## Task goal
Each line of the material below should be reproduced exactly.

## Listed entries

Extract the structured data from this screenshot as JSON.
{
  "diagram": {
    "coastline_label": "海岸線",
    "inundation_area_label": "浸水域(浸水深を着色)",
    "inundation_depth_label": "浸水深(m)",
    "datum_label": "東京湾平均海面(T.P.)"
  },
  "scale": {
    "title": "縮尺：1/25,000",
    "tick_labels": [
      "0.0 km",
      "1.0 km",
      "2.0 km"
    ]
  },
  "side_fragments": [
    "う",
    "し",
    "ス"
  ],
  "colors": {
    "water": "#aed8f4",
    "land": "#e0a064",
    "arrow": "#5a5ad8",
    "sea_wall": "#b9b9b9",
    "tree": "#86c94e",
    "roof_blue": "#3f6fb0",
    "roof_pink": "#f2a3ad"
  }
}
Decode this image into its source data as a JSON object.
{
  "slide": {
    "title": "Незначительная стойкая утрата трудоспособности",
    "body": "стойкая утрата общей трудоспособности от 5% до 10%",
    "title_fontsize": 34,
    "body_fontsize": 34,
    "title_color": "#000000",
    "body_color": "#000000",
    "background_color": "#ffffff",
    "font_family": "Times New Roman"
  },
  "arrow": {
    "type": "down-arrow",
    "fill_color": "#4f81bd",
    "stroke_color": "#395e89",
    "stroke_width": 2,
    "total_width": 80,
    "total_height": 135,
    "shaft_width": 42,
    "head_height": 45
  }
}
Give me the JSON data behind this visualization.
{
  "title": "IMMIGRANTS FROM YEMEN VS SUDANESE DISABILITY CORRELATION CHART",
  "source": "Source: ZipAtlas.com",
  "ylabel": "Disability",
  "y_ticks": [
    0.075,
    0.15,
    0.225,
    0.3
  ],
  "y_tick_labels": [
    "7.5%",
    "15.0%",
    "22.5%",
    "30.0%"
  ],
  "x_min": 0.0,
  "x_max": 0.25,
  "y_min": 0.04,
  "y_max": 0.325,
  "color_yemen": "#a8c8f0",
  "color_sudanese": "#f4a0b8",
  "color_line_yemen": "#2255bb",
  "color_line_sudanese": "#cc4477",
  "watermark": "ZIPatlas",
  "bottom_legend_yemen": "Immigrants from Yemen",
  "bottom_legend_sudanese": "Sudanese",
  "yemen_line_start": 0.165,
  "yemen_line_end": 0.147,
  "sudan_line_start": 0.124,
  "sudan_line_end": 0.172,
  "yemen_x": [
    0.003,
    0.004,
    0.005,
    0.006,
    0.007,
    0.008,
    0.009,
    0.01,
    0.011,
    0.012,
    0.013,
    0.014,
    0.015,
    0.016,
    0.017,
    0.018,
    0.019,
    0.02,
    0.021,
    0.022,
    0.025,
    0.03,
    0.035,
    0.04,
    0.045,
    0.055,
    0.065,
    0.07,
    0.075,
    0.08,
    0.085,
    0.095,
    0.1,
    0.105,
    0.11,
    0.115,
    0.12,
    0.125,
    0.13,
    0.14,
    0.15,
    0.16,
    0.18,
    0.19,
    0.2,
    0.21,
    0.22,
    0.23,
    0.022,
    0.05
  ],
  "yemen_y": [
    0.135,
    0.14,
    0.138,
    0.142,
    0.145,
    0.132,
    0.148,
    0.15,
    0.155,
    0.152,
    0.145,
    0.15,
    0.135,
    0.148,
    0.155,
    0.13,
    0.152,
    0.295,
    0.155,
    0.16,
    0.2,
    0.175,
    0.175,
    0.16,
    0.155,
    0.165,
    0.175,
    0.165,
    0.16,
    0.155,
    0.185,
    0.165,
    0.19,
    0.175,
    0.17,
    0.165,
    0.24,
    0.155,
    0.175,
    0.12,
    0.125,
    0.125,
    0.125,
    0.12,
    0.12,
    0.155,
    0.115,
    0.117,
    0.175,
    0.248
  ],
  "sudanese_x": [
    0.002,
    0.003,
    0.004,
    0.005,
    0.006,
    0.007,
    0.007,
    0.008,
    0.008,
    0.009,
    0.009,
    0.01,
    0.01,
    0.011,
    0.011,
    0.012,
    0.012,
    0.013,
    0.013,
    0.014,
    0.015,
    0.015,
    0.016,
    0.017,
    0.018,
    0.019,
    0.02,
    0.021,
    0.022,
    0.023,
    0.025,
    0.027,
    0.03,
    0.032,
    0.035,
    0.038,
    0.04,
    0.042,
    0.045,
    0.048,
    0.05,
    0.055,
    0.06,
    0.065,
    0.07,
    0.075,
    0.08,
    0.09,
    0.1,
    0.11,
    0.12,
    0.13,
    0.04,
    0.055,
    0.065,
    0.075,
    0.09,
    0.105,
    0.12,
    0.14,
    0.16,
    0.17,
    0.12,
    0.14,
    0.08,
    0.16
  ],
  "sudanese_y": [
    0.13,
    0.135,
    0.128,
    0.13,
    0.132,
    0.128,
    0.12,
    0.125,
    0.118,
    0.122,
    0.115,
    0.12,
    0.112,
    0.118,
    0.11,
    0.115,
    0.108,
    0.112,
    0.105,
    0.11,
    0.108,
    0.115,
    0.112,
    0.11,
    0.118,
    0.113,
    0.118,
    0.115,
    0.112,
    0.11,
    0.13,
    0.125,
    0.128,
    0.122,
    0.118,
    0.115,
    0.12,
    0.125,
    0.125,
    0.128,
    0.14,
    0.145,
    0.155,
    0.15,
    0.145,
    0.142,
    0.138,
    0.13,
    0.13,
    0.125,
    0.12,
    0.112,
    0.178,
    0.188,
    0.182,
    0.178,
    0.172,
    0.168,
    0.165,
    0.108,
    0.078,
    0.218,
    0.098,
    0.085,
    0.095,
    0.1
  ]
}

## In response
Extract the structured data from this screenshot as JSON.
{
  "diagram": {
    "coastline_label": "海岸線",
    "inundation_area_label": "浸水域(浸水深を着色)",
    "inundation_depth_label": "浸水深(m)",
    "datum_label": "東京湾平均海面(T.P.)"
  },
  "scale": {
    "title": "縮尺：1/25,000",
    "tick_labels": [
      "0.0 km",
      "1.0 km",
      "2.0 km"
    ]
  },
  "side_fragments": [
    "う",
    "し",
    "ス"
  ],
  "colors": {
    "water": "#aed8f4",
    "land": "#e0a064",
    "arrow": "#5a5ad8",
    "sea_wall": "#b9b9b9",
    "tree": "#86c94e",
    "roof_blue": "#3f6fb0",
    "roof_pink": "#f2a3ad"
  }
}
Decode this image into its source data as a JSON object.
{
  "slide": {
    "title": "Незначительная стойкая утрата трудоспособности",
    "body": "стойкая утрата общей трудоспособности от 5% до 10%",
    "title_fontsize": 34,
    "body_fontsize": 34,
    "title_color": "#000000",
    "body_color": "#000000",
    "background_color": "#ffffff",
    "font_family": "Times New Roman"
  },
  "arrow": {
    "type": "down-arrow",
    "fill_color": "#4f81bd",
    "stroke_color": "#395e89",
    "stroke_width": 2,
    "total_width": 80,
    "total_height": 135,
    "shaft_width": 42,
    "head_height": 45
  }
}
Give me the JSON data behind this visualization.
{
  "title": "IMMIGRANTS FROM YEMEN VS SUDANESE DISABILITY CORRELATION CHART",
  "source": "Source: ZipAtlas.com",
  "ylabel": "Disability",
  "y_ticks": [
    0.075,
    0.15,
    0.225,
    0.3
  ],
  "y_tick_labels": [
    "7.5%",
    "15.0%",
    "22.5%",
    "30.0%"
  ],
  "x_min": 0.0,
  "x_max": 0.25,
  "y_min": 0.04,
  "y_max": 0.325,
  "color_yemen": "#a8c8f0",
  "color_sudanese": "#f4a0b8",
  "color_line_yemen": "#2255bb",
  "color_line_sudanese": "#cc4477",
  "watermark": "ZIPatlas",
  "bottom_legend_yemen": "Immigrants from Yemen",
  "bottom_legend_sudanese": "Sudanese",
  "yemen_line_start": 0.165,
  "yemen_line_end": 0.147,
  "sudan_line_start": 0.124,
  "sudan_line_end": 0.172,
  "yemen_x": [
    0.003,
    0.004,
    0.005,
    0.006,
    0.007,
    0.008,
    0.009,
    0.01,
    0.011,
    0.012,
    0.013,
    0.014,
    0.015,
    0.016,
    0.017,
    0.018,
    0.019,
    0.02,
    0.021,
    0.022,
    0.025,
    0.03,
    0.035,
    0.04,
    0.045,
    0.055,
    0.065,
    0.07,
    0.075,
    0.08,
    0.085,
    0.095,
    0.1,
    0.105,
    0.11,
    0.115,
    0.12,
    0.125,
    0.13,
    0.14,
    0.15,
    0.16,
    0.18,
    0.19,
    0.2,
    0.21,
    0.22,
    0.23,
    0.022,
    0.05
  ],
  "yemen_y": [
    0.135,
    0.14,
    0.138,
    0.142,
    0.145,
    0.132,
    0.148,
    0.15,
    0.155,
    0.152,
    0.145,
    0.15,
    0.135,
    0.148,
    0.155,
    0.13,
    0.152,
    0.295,
    0.155,
    0.16,
    0.2,
    0.175,
    0.175,
    0.16,
    0.155,
    0.165,
    0.175,
    0.165,
    0.16,
    0.155,
    0.185,
    0.165,
    0.19,
    0.175,
    0.17,
    0.165,
    0.24,
    0.155,
    0.175,
    0.12,
    0.125,
    0.125,
    0.125,
    0.12,
    0.12,
    0.155,
    0.115,
    0.117,
    0.175,
    0.248
  ],
  "sudanese_x": [
    0.002,
    0.003,
    0.004,
    0.005,
    0.006,
    0.007,
    0.007,
    0.008,
    0.008,
    0.009,
    0.009,
    0.01,
    0.01,
    0.011,
    0.011,
    0.012,
    0.012,
    0.013,
    0.013,
    0.014,
    0.015,
    0.015,
    0.016,
    0.017,
    0.018,
    0.019,
    0.02,
    0.021,
    0.022,
    0.023,
    0.025,
    0.027,
    0.03,
    0.032,
    0.035,
    0.038,
    0.04,
    0.042,
    0.045,
    0.048,
    0.05,
    0.055,
    0.06,
    0.065,
    0.07,
    0.075,
    0.08,
    0.09,
    0.1,
    0.11,
    0.12,
    0.13,
    0.04,
    0.055,
    0.065,
    0.075,
    0.09,
    0.105,
    0.12,
    0.14,
    0.16,
    0.17,
    0.12,
    0.14,
    0.08,
    0.16
  ],
  "sudanese_y": [
    0.13,
    0.135,
    0.128,
    0.13,
    0.132,
    0.128,
    0.12,
    0.125,
    0.118,
    0.122,
    0.115,
    0.12,
    0.112,
    0.118,
    0.11,
    0.115,
    0.108,
    0.112,
    0.105,
    0.11,
    0.108,
    0.115,
    0.112,
    0.11,
    0.118,
    0.113,
    0.118,
    0.115,
    0.112,
    0.11,
    0.13,
    0.125,
    0.128,
    0.122,
    0.118,
    0.115,
    0.12,
    0.125,
    0.125,
    0.128,
    0.14,
    0.145,
    0.155,
    0.15,
    0.145,
    0.142,
    0.138,
    0.13,
    0.13,
    0.125,
    0.12,
    0.112,
    0.178,
    0.188,
    0.182,
    0.178,
    0.172,
    0.168,
    0.165,
    0.108,
    0.078,
    0.218,
    0.098,
    0.085,
    0.095,
    0.1
  ]
}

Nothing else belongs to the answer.